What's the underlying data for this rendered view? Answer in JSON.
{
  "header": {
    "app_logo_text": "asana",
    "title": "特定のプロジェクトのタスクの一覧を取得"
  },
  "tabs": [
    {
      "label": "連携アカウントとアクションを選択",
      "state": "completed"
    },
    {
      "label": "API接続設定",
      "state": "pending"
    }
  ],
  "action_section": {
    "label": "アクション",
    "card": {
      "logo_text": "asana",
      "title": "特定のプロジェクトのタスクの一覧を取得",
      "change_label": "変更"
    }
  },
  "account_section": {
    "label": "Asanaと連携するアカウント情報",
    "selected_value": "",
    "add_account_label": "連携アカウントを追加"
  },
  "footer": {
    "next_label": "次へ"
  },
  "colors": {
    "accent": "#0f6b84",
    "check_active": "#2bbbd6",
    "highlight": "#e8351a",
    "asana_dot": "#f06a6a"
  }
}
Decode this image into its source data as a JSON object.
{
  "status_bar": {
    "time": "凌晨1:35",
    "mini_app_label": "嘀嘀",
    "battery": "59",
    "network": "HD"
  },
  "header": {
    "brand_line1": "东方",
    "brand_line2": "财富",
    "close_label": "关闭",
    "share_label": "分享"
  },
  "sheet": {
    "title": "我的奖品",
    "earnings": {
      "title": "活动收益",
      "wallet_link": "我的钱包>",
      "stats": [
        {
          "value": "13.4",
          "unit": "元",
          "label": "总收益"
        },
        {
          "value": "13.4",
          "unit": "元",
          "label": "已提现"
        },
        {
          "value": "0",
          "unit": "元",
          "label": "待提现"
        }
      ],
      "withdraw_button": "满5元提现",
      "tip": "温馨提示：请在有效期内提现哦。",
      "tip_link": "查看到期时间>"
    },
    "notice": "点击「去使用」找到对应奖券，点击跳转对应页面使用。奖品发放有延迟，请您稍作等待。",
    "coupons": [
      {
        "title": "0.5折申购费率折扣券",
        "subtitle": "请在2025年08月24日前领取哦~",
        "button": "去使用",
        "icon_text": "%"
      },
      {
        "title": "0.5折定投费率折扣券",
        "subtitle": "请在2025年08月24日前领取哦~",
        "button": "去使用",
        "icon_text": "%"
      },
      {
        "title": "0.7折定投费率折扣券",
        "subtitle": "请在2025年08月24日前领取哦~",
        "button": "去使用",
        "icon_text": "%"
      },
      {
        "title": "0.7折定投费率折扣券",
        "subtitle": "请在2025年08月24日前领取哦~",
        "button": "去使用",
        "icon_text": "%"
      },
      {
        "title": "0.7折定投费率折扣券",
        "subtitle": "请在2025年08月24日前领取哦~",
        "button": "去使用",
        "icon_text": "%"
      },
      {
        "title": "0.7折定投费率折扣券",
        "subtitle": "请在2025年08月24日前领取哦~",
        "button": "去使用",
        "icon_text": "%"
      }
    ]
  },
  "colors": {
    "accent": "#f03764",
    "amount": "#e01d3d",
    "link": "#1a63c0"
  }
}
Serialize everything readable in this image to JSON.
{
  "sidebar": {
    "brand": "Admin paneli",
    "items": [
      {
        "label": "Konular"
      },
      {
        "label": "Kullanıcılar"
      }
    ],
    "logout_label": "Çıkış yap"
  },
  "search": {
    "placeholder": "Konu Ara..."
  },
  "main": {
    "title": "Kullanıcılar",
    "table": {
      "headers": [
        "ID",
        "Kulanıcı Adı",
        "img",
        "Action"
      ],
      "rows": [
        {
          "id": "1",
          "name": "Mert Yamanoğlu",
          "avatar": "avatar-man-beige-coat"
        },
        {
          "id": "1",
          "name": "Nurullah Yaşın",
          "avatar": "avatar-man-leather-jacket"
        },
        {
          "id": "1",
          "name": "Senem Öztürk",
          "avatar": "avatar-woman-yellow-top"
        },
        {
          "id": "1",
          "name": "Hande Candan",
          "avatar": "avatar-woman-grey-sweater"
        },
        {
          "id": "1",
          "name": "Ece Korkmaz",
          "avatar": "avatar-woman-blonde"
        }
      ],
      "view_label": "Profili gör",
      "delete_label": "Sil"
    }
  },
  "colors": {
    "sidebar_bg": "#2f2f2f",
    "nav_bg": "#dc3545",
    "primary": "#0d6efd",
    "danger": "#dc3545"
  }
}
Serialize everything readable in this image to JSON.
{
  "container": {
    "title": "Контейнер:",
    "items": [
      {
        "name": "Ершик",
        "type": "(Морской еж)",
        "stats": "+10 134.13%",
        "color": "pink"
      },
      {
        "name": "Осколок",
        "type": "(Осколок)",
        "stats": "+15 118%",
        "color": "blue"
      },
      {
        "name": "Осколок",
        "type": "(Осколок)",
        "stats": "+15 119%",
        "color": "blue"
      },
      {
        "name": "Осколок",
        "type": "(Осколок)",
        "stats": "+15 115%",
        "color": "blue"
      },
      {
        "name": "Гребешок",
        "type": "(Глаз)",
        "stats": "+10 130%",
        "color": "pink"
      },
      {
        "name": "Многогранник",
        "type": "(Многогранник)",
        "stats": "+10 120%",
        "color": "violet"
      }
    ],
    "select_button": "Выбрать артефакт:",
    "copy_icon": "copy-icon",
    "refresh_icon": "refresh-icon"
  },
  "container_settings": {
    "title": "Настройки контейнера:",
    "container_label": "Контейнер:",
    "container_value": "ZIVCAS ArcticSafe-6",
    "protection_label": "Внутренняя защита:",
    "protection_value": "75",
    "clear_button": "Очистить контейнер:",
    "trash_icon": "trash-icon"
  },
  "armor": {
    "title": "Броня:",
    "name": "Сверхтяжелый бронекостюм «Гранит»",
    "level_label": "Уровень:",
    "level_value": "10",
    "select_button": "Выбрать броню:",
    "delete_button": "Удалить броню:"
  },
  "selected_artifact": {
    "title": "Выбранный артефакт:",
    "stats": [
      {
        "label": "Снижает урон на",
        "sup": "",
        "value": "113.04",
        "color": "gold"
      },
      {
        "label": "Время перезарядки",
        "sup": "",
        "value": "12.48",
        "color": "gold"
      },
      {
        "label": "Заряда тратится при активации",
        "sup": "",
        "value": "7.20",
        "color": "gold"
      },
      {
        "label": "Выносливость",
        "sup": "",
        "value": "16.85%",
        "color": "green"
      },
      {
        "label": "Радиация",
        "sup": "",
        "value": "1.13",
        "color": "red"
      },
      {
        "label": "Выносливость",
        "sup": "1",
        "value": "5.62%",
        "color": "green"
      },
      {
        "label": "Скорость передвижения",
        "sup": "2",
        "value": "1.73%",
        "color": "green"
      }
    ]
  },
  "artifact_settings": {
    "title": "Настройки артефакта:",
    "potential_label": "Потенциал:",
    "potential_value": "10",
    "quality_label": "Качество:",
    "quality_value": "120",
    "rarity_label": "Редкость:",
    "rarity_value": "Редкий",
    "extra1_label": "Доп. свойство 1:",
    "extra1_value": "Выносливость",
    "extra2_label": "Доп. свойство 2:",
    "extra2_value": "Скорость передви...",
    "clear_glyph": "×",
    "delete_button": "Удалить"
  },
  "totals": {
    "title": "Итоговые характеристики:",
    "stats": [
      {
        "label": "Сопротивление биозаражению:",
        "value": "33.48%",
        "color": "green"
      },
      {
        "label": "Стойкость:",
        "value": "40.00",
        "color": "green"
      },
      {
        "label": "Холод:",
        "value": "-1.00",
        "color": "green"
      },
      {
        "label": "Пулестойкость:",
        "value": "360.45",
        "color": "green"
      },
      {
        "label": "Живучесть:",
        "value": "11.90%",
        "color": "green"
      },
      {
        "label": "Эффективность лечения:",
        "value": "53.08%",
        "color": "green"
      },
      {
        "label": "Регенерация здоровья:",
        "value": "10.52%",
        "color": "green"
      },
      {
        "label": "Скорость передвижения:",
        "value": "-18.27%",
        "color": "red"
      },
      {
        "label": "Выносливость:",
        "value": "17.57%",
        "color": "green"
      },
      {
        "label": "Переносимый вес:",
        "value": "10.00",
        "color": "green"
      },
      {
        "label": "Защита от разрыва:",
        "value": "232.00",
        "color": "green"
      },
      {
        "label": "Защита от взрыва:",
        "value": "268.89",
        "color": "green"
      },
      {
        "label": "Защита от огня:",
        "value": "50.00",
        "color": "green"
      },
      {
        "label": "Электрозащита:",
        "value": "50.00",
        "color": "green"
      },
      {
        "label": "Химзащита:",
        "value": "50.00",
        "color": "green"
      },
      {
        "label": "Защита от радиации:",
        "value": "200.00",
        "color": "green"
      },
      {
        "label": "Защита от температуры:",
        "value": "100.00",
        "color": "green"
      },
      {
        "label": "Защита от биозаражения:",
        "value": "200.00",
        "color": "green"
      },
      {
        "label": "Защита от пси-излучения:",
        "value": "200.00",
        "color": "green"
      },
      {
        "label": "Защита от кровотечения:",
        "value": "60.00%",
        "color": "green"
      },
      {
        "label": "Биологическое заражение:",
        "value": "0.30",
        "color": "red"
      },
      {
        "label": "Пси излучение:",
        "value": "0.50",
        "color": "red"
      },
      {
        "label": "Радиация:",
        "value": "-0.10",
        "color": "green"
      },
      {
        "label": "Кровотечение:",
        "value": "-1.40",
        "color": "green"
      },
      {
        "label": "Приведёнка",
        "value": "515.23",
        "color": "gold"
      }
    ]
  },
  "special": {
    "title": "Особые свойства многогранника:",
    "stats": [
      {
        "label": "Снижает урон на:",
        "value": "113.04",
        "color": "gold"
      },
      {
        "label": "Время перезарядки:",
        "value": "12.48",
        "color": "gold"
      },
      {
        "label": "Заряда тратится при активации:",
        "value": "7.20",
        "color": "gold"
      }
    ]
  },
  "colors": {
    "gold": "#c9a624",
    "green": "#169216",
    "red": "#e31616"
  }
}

Stated exercise: Pull every line containing "特定のプロジェクトのタスクの一覧を取得" from the material above.

Completed exercise:
    "title": "特定のプロジェクトのタスクの一覧を取得"
      "title": "特定のプロジェクトのタスクの一覧を取得",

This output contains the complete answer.